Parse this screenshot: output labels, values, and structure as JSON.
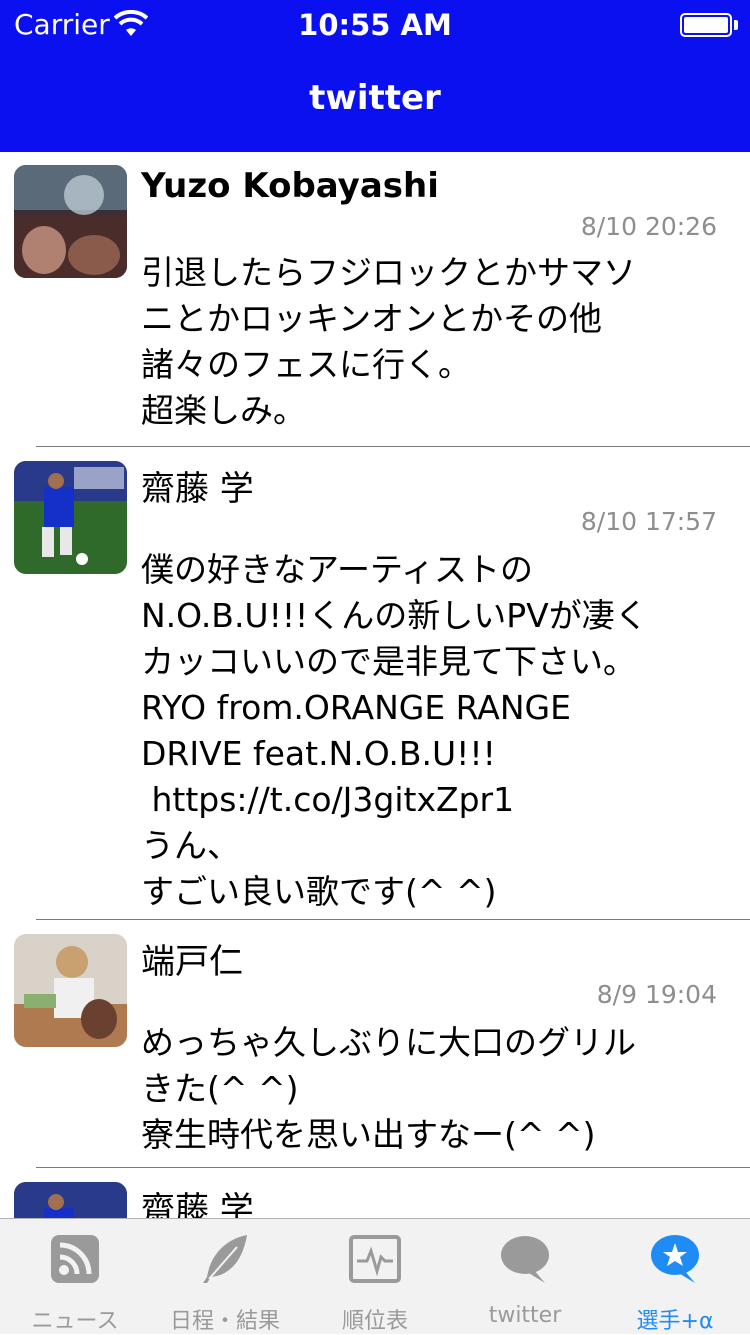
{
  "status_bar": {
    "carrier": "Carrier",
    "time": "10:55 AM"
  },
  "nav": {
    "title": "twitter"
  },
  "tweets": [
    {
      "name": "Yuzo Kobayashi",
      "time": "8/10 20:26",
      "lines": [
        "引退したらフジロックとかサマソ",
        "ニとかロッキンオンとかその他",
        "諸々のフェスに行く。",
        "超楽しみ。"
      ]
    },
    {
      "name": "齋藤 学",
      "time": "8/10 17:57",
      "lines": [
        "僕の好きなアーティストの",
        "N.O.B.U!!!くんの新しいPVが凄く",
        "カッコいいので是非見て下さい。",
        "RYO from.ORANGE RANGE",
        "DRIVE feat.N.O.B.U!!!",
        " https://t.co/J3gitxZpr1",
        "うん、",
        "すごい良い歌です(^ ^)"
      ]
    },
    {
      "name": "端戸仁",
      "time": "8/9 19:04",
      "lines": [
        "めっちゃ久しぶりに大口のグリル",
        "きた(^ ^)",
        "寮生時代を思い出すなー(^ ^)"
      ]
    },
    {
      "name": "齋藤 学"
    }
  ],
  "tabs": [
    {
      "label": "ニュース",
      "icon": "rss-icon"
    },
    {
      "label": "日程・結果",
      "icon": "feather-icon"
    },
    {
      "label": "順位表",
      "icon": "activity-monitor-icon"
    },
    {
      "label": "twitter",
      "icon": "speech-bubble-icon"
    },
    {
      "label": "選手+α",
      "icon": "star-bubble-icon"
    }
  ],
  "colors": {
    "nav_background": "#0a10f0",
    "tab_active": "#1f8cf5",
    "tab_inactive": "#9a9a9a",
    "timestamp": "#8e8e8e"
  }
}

• • • •

## [Brief]
From the listing above, collect every line that mentions the word "name".

## [Written answer]
      "name": "Yuzo Kobayashi",
      "name": "齋藤 学",
      "name": "端戸仁",
      "name": "齋藤 学"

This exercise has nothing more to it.